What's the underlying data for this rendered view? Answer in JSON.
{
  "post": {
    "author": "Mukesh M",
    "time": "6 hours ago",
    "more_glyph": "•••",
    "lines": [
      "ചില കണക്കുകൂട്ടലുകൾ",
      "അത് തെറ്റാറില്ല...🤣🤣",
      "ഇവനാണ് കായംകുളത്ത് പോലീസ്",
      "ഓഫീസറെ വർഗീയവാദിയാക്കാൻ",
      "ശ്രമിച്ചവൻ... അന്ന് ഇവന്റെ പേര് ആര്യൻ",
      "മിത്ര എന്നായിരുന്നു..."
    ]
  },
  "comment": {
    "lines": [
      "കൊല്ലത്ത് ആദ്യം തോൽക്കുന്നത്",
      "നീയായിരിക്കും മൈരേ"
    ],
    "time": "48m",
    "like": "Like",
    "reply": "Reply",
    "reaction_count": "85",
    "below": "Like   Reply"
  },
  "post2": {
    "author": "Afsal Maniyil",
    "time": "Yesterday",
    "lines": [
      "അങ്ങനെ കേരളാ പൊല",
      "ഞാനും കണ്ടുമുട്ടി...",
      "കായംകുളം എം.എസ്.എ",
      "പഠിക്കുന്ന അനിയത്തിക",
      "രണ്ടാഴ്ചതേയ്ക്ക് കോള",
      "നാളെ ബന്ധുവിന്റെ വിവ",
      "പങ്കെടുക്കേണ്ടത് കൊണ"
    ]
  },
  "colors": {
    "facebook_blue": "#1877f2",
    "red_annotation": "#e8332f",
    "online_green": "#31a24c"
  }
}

----------------------------------------

• _To do_: Repeat all the records. Match each line exactly.

• _Written response_:
What's the underlying data for this rendered view? Answer in JSON.
{
  "post": {
    "author": "Mukesh M",
    "time": "6 hours ago",
    "more_glyph": "•••",
    "lines": [
      "ചില കണക്കുകൂട്ടലുകൾ",
      "അത് തെറ്റാറില്ല...🤣🤣",
      "ഇവനാണ് കായംകുളത്ത് പോലീസ്",
      "ഓഫീസറെ വർഗീയവാദിയാക്കാൻ",
      "ശ്രമിച്ചവൻ... അന്ന് ഇവന്റെ പേര് ആര്യൻ",
      "മിത്ര എന്നായിരുന്നു..."
    ]
  },
  "comment": {
    "lines": [
      "കൊല്ലത്ത് ആദ്യം തോൽക്കുന്നത്",
      "നീയായിരിക്കും മൈരേ"
    ],
    "time": "48m",
    "like": "Like",
    "reply": "Reply",
    "reaction_count": "85",
    "below": "Like   Reply"
  },
  "post2": {
    "author": "Afsal Maniyil",
    "time": "Yesterday",
    "lines": [
      "അങ്ങനെ കേരളാ പൊല",
      "ഞാനും കണ്ടുമുട്ടി...",
      "കായംകുളം എം.എസ്.എ",
      "പഠിക്കുന്ന അനിയത്തിക",
      "രണ്ടാഴ്ചതേയ്ക്ക് കോള",
      "നാളെ ബന്ധുവിന്റെ വിവ",
      "പങ്കെടുക്കേണ്ടത് കൊണ"
    ]
  },
  "colors": {
    "facebook_blue": "#1877f2",
    "red_annotation": "#e8332f",
    "online_green": "#31a24c"
  }
}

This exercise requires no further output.